DESCRIPTION OF THE TASK
Look for the string "resolution" in every line, and copy each line that has it.
◆ ◆ ◆ ◆ ◆
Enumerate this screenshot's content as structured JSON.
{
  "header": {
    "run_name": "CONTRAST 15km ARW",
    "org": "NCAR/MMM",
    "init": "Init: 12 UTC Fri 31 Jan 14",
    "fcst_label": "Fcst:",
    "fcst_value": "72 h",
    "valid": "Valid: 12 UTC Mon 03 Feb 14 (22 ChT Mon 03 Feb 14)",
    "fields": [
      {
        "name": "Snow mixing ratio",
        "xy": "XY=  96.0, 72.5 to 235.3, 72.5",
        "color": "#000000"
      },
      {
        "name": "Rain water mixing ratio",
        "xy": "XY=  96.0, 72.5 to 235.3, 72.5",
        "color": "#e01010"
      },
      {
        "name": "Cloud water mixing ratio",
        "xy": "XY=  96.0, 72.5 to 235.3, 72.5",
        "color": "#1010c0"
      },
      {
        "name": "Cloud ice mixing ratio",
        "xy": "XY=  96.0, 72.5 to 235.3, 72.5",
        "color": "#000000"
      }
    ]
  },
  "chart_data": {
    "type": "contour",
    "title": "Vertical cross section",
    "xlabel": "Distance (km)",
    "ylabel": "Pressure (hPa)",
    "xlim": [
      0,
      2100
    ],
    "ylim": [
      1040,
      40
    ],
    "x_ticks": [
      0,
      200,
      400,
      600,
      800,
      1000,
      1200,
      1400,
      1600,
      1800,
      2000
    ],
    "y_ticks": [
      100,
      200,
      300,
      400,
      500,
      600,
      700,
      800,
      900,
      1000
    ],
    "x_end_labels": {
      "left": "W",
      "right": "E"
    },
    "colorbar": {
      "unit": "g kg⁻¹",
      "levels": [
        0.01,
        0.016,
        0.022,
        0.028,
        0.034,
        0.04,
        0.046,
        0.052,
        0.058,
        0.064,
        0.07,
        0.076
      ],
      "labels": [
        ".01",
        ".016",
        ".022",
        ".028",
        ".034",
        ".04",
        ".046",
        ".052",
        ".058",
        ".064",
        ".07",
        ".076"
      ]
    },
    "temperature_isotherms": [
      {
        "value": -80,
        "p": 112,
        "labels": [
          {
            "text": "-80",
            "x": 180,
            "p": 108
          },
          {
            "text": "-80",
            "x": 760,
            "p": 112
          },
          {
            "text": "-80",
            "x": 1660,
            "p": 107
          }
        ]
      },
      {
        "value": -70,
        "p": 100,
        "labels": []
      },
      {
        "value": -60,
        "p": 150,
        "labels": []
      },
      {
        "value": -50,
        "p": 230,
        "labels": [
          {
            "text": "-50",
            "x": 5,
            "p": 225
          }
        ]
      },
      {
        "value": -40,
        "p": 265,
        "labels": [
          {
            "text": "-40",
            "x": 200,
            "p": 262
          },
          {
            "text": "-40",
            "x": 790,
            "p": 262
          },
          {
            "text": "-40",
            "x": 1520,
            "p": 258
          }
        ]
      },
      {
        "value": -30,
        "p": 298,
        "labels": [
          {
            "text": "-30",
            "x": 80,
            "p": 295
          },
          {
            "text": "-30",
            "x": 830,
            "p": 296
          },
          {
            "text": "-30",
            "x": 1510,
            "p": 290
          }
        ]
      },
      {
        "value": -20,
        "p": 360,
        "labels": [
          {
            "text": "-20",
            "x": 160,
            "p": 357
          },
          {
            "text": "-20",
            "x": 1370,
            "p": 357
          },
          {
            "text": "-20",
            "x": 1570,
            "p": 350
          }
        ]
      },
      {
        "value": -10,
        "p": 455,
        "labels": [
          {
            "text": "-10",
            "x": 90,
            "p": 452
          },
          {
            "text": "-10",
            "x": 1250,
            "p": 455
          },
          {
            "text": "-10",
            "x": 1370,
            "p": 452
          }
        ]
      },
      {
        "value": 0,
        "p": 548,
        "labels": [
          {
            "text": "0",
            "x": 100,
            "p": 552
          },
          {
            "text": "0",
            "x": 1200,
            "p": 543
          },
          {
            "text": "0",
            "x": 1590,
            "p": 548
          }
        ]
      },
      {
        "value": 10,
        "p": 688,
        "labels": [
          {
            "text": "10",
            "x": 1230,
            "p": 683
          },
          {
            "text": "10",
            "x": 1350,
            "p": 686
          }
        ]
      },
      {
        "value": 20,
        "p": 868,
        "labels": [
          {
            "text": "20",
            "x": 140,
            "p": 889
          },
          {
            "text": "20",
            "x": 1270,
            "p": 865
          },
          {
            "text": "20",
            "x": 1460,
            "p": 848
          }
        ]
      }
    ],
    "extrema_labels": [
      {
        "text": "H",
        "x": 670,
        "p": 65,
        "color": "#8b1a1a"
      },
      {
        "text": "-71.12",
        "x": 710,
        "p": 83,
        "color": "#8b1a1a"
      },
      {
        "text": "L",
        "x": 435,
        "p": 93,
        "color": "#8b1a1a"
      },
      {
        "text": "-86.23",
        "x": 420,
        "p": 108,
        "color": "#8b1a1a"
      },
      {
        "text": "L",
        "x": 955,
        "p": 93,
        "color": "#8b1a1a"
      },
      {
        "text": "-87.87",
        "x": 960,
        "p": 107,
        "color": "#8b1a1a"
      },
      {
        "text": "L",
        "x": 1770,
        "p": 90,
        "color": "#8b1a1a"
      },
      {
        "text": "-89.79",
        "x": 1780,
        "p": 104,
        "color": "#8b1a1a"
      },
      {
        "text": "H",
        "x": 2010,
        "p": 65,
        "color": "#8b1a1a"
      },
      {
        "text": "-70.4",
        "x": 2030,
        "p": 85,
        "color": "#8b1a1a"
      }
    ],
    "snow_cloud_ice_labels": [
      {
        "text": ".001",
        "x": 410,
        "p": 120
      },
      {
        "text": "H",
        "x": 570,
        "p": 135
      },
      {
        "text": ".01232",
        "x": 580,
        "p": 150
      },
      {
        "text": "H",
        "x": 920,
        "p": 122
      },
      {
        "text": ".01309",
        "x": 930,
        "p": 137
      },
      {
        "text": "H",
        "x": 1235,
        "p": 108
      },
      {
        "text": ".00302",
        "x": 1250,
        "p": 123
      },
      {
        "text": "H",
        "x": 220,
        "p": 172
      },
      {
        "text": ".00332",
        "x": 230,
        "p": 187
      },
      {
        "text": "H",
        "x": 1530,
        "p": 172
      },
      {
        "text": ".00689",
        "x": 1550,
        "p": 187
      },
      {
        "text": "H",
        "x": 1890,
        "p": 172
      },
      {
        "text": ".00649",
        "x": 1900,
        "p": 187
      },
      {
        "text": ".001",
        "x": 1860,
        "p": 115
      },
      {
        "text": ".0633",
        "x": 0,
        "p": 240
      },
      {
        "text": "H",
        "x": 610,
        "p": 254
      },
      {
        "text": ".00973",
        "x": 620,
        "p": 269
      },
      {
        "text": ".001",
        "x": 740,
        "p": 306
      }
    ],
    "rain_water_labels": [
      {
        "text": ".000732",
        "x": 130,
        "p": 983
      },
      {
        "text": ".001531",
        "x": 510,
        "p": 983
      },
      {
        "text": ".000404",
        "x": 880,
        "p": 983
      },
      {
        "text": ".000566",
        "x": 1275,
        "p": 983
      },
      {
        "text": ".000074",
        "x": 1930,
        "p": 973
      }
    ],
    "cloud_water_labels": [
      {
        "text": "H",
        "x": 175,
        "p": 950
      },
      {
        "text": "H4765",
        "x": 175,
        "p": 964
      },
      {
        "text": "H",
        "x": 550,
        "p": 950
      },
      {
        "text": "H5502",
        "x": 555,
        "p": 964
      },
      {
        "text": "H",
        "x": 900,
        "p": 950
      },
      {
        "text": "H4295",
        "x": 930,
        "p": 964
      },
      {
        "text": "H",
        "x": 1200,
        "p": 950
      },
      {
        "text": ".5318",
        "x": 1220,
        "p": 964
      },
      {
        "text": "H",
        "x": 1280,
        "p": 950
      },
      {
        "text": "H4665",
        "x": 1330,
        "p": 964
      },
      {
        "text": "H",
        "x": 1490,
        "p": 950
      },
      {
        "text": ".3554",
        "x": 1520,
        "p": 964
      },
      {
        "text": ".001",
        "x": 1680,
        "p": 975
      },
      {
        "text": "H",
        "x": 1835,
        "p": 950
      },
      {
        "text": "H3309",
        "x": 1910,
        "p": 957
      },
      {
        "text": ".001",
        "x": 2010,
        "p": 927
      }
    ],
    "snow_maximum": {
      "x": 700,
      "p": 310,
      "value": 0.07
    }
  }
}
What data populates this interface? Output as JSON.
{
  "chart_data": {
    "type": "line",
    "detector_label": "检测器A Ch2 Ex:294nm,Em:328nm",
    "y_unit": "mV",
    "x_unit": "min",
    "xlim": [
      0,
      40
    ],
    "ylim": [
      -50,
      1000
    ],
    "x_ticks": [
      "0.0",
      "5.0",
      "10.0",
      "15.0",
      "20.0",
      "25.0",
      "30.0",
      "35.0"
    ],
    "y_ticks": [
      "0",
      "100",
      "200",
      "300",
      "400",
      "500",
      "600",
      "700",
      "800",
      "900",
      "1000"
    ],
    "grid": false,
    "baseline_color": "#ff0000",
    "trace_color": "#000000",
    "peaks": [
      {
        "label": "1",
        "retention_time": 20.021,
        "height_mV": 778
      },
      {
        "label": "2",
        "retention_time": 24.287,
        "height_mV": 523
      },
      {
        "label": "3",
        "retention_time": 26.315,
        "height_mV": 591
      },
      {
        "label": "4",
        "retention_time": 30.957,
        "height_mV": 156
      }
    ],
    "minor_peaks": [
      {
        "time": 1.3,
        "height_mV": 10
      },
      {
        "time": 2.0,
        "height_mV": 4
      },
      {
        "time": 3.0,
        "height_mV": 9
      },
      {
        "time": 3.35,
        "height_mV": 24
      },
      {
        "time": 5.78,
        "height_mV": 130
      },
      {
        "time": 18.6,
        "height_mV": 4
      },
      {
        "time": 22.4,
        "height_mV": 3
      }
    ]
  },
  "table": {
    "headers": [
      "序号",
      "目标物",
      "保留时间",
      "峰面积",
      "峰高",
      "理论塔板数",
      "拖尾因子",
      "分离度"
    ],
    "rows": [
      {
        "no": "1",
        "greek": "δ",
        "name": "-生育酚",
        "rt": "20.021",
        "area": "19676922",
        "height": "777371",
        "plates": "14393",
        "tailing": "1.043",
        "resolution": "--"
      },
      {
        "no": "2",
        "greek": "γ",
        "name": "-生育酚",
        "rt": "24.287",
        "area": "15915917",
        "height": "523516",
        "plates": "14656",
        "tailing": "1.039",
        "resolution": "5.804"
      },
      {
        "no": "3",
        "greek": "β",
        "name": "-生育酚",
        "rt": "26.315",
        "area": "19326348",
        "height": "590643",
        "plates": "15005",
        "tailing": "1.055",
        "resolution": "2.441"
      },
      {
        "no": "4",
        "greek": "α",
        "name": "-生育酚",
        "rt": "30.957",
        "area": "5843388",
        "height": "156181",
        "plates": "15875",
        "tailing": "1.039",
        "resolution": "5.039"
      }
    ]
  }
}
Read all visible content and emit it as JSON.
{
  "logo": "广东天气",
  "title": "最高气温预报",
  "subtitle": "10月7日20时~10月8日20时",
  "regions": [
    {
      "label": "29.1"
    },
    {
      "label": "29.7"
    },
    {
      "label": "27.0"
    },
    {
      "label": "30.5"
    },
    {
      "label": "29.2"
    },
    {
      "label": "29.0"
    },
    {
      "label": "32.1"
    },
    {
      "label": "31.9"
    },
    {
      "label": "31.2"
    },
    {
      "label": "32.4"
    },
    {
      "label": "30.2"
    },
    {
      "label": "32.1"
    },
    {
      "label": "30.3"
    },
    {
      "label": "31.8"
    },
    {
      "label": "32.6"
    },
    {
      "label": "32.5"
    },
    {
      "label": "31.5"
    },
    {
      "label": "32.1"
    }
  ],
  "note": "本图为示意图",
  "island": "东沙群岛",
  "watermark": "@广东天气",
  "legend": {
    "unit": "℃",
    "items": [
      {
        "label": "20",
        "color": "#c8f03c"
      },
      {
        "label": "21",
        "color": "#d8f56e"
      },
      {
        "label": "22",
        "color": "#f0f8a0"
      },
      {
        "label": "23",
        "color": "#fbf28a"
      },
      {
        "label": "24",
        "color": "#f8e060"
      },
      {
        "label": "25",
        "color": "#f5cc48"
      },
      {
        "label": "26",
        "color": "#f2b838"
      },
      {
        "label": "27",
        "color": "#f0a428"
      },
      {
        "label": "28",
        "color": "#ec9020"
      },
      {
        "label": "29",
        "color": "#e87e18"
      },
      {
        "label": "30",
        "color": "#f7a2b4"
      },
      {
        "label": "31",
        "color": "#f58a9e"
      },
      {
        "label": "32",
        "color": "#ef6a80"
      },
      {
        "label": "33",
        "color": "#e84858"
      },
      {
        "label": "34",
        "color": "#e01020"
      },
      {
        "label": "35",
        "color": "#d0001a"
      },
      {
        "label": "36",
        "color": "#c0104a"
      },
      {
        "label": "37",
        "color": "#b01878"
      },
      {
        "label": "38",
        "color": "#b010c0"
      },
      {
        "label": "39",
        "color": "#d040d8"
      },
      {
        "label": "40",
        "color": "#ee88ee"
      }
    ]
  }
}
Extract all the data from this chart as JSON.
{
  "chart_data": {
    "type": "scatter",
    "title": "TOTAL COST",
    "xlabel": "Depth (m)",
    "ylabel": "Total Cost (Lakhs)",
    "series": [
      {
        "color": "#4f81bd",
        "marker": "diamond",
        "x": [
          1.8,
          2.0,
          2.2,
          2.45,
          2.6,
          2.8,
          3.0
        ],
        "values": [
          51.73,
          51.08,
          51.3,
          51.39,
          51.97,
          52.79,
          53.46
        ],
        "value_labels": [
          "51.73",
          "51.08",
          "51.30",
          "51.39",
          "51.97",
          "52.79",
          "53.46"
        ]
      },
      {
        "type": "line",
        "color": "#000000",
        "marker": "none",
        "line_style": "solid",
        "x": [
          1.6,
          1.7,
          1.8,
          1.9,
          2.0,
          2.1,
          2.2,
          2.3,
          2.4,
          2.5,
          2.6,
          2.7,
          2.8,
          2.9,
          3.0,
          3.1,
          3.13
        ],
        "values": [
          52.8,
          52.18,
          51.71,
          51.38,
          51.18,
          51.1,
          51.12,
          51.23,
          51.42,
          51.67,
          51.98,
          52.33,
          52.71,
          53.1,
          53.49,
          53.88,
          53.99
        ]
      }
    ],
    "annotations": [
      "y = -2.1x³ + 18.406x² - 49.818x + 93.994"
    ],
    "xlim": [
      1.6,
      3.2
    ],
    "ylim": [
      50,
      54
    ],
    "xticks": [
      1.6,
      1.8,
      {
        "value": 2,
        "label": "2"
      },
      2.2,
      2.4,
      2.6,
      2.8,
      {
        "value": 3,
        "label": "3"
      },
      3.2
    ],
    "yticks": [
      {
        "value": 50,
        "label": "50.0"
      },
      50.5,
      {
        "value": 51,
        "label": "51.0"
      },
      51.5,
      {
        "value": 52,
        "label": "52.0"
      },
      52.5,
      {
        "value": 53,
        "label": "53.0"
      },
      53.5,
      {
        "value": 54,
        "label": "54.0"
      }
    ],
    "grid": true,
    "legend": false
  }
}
◆ ◆ ◆ ◆ ◆
RIGHT ANSWER
        "resolution": "--"
        "resolution": "5.804"
        "resolution": "2.441"
        "resolution": "5.039"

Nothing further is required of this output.